* THE REQUEST *
All the data should come back exactly as it was given.

[Entries with figure data]
___

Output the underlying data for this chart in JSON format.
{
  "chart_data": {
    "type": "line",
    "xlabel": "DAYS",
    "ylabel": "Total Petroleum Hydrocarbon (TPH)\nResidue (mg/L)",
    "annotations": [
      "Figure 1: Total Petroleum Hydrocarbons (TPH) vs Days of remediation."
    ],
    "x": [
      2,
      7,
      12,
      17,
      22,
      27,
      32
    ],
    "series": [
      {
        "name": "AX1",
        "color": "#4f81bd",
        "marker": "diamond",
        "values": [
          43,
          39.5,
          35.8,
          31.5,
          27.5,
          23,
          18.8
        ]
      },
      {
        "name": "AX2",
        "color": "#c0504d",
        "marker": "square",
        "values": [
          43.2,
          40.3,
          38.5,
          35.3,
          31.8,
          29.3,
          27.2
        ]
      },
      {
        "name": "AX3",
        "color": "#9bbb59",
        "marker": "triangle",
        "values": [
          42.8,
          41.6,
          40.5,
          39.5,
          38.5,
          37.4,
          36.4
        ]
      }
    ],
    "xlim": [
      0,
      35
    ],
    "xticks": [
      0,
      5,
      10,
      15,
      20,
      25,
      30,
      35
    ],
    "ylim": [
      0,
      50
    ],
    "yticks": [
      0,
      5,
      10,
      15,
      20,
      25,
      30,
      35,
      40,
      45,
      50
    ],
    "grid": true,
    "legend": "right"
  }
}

___

* RESPONSE BELOW *
Output the underlying data for this chart in JSON format.
{
  "chart_data": {
    "type": "line",
    "xlabel": "DAYS",
    "ylabel": "Total Petroleum Hydrocarbon (TPH)\nResidue (mg/L)",
    "annotations": [
      "Figure 1: Total Petroleum Hydrocarbons (TPH) vs Days of remediation."
    ],
    "x": [
      2,
      7,
      12,
      17,
      22,
      27,
      32
    ],
    "series": [
      {
        "name": "AX1",
        "color": "#4f81bd",
        "marker": "diamond",
        "values": [
          43,
          39.5,
          35.8,
          31.5,
          27.5,
          23,
          18.8
        ]
      },
      {
        "name": "AX2",
        "color": "#c0504d",
        "marker": "square",
        "values": [
          43.2,
          40.3,
          38.5,
          35.3,
          31.8,
          29.3,
          27.2
        ]
      },
      {
        "name": "AX3",
        "color": "#9bbb59",
        "marker": "triangle",
        "values": [
          42.8,
          41.6,
          40.5,
          39.5,
          38.5,
          37.4,
          36.4
        ]
      }
    ],
    "xlim": [
      0,
      35
    ],
    "xticks": [
      0,
      5,
      10,
      15,
      20,
      25,
      30,
      35
    ],
    "ylim": [
      0,
      50
    ],
    "yticks": [
      0,
      5,
      10,
      15,
      20,
      25,
      30,
      35,
      40,
      45,
      50
    ],
    "grid": true,
    "legend": "right"
  }
}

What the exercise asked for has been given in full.